RECORDS SHOWN.

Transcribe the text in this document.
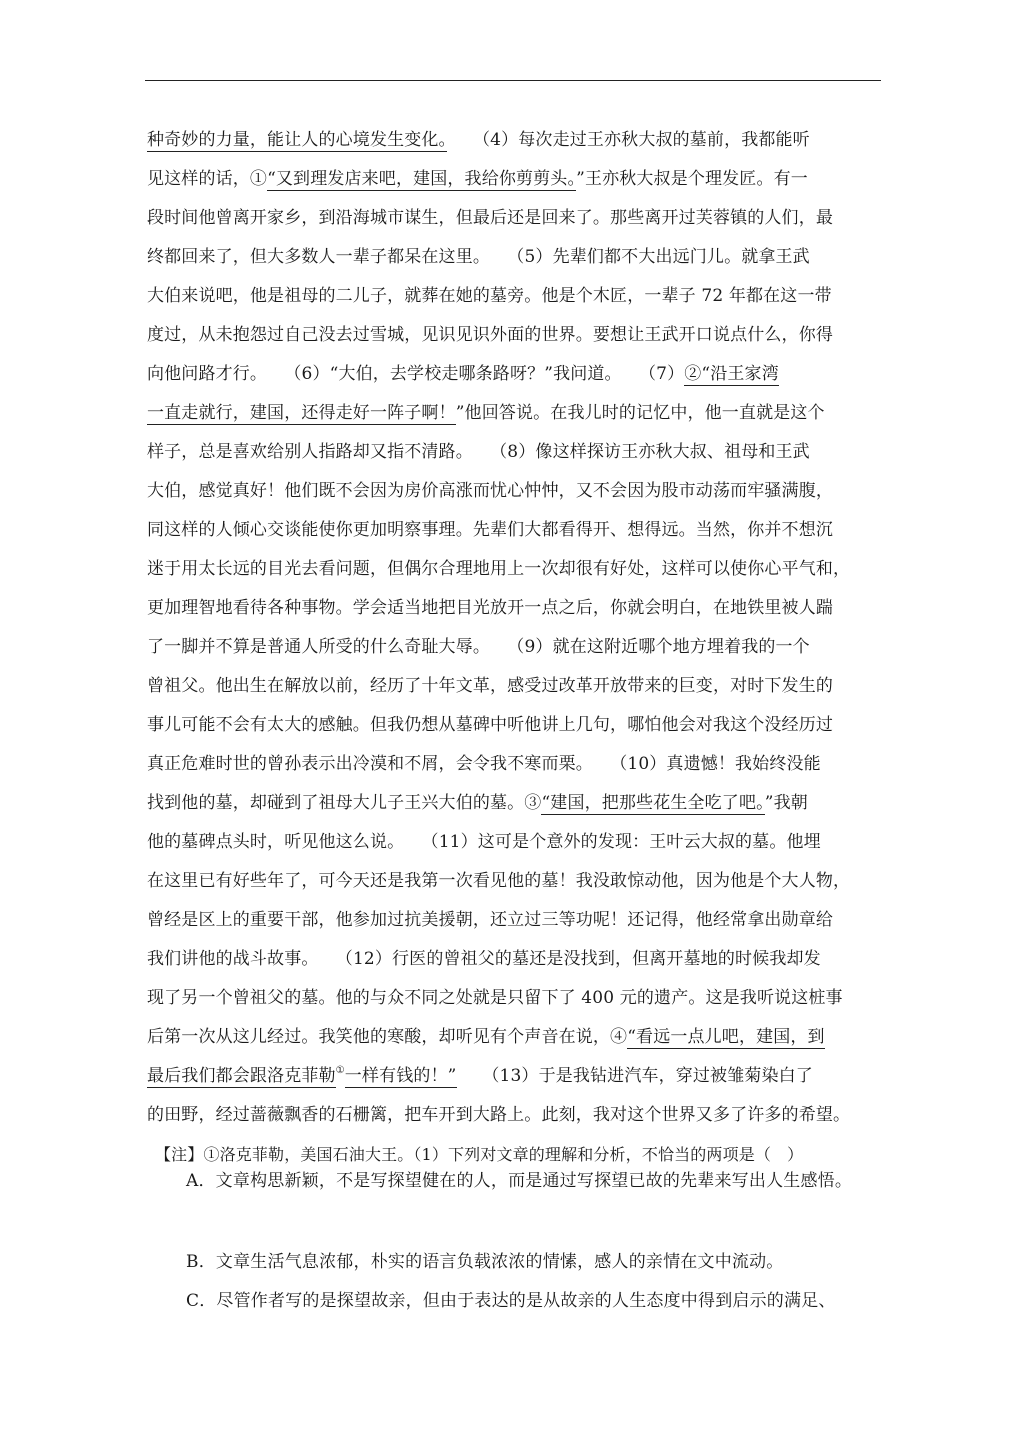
种奇妙的力量，能让人的心境发生变化。　　（4）每次走过王亦秋大叔的墓前，我都能听
见这样的话，①“又到理发店来吧，建国，我给你剪剪头。”王亦秋大叔是个理发匠。有一
段时间他曾离开家乡，到沿海城市谋生，但最后还是回来了。那些离开过芙蓉镇的人们，最
终都回来了，但大多数人一辈子都呆在这里。　　（5）先辈们都不大出远门儿。就拿王武
大伯来说吧，他是祖母的二儿子，就葬在她的墓旁。他是个木匠，一辈子 72 年都在这一带
度过，从未抱怨过自己没去过雪城，见识见识外面的世界。要想让王武开口说点什么，你得
向他问路才行。　　（6）“大伯，去学校走哪条路呀？”我问道。　　（7）②“沿王家湾
一直走就行，建国，还得走好一阵子啊！”他回答说。在我儿时的记忆中，他一直就是这个
样子，总是喜欢给别人指路却又指不清路。　　（8）像这样探访王亦秋大叔、祖母和王武
大伯，感觉真好！他们既不会因为房价高涨而忧心忡忡，又不会因为股市动荡而牢骚满腹，
同这样的人倾心交谈能使你更加明察事理。先辈们大都看得开、想得远。当然，你并不想沉
迷于用太长远的目光去看问题，但偶尔合理地用上一次却很有好处，这样可以使你心平气和，
更加理智地看待各种事物。学会适当地把目光放开一点之后，你就会明白，在地铁里被人踹
了一脚并不算是普通人所受的什么奇耻大辱。　　（9）就在这附近哪个地方埋着我的一个
曾祖父。他出生在解放以前，经历了十年文革，感受过改革开放带来的巨变，对时下发生的
事儿可能不会有太大的感触。但我仍想从墓碑中听他讲上几句，哪怕他会对我这个没经历过
真正危难时世的曾孙表示出冷漠和不屑，会令我不寒而栗。　　（10）真遗憾！我始终没能
找到他的墓，却碰到了祖母大儿子王兴大伯的墓。③“建国，把那些花生全吃了吧。”我朝
他的墓碑点头时，听见他这么说。　　（11）这可是个意外的发现：王叶云大叔的墓。他埋
在这里已有好些年了，可今天还是我第一次看见他的墓！我没敢惊动他，因为他是个大人物，
曾经是区上的重要干部，他参加过抗美援朝，还立过三等功呢！还记得，他经常拿出勋章给
我们讲他的战斗故事。　　（12）行医的曾祖父的墓还是没找到，但离开墓地的时候我却发
现了另一个曾祖父的墓。他的与众不同之处就是只留下了 400 元的遗产。这是我听说这桩事
后第一次从这儿经过。我笑他的寒酸，却听见有个声音在说，④“看远一点儿吧，建国，到
最后我们都会跟洛克菲勒①一样有钱的！”　　（13）于是我钻进汽车，穿过被雏菊染白了
的田野，经过蔷薇飘香的石栅篱，把车开到大路上。此刻，我对这个世界又多了许多的希望。
【注】①洛克菲勒，美国石油大王。（1）下列对文章的理解和分析，不恰当的两项是（　）
A．文章构思新颖，不是写探望健在的人，而是通过写探望已故的先辈来写出人生感悟。
B．文章生活气息浓郁，朴实的语言负载浓浓的情愫，感人的亲情在文中流动。
C．尽管作者写的是探望故亲，但由于表达的是从故亲的人生态度中得到启示的满足、
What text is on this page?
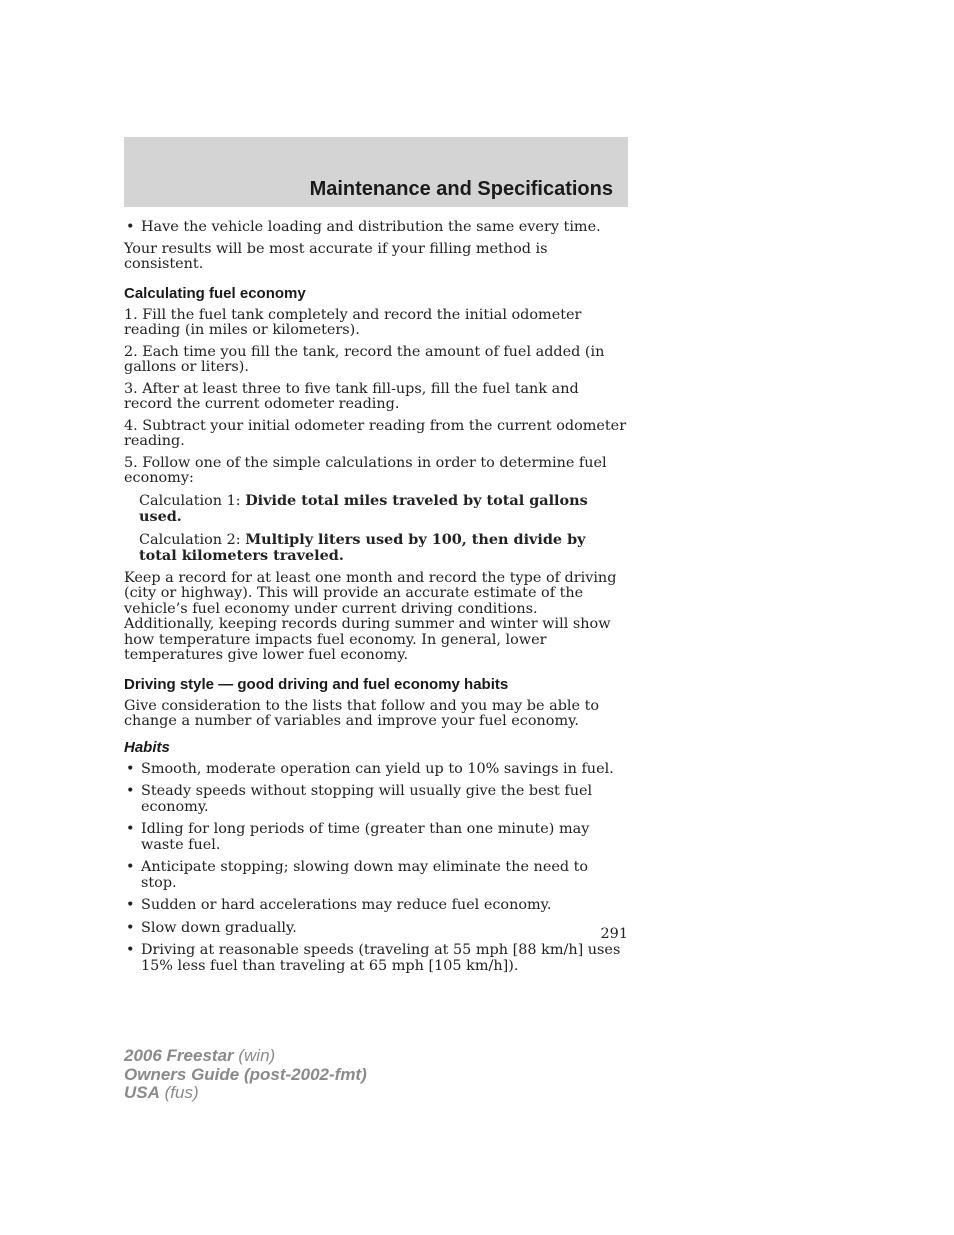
Maintenance and Specifications
• Have the vehicle loading and distribution the same every time.

Your results will be most accurate if your filling method is consistent.

Calculating fuel economy

1. Fill the fuel tank completely and record the initial odometer reading (in miles or kilometers).

2. Each time you fill the tank, record the amount of fuel added (in gallons or liters).

3. After at least three to five tank fill-ups, fill the fuel tank and record the current odometer reading.

4. Subtract your initial odometer reading from the current odometer reading.

5. Follow one of the simple calculations in order to determine fuel economy:

Calculation 1: Divide total miles traveled by total gallons used.

Calculation 2: Multiply liters used by 100, then divide by total kilometers traveled.

Keep a record for at least one month and record the type of driving (city or highway). This will provide an accurate estimate of the vehicle’s fuel economy under current driving conditions. Additionally, keeping records during summer and winter will show how temperature impacts fuel economy. In general, lower temperatures give lower fuel economy.

Driving style — good driving and fuel economy habits

Give consideration to the lists that follow and you may be able to change a number of variables and improve your fuel economy.

Habits
• Smooth, moderate operation can yield up to 10% savings in fuel.
• Steady speeds without stopping will usually give the best fuel economy.
• Idling for long periods of time (greater than one minute) may waste fuel.
• Anticipate stopping; slowing down may eliminate the need to stop.
• Sudden or hard accelerations may reduce fuel economy.
• Slow down gradually.
• Driving at reasonable speeds (traveling at 55 mph [88 km/h] uses 15% less fuel than traveling at 65 mph [105 km/h]).
291
2006 Freestar (win)
Owners Guide (post-2002-fmt)
USA (fus)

AIM.
Copy each line of the records above that carries the word "total".

EXPECTED ANSWER.
Calculation 1: Divide total miles traveled by total gallons used.
Calculation 2: Multiply liters used by 100, then divide by total kilometers traveled.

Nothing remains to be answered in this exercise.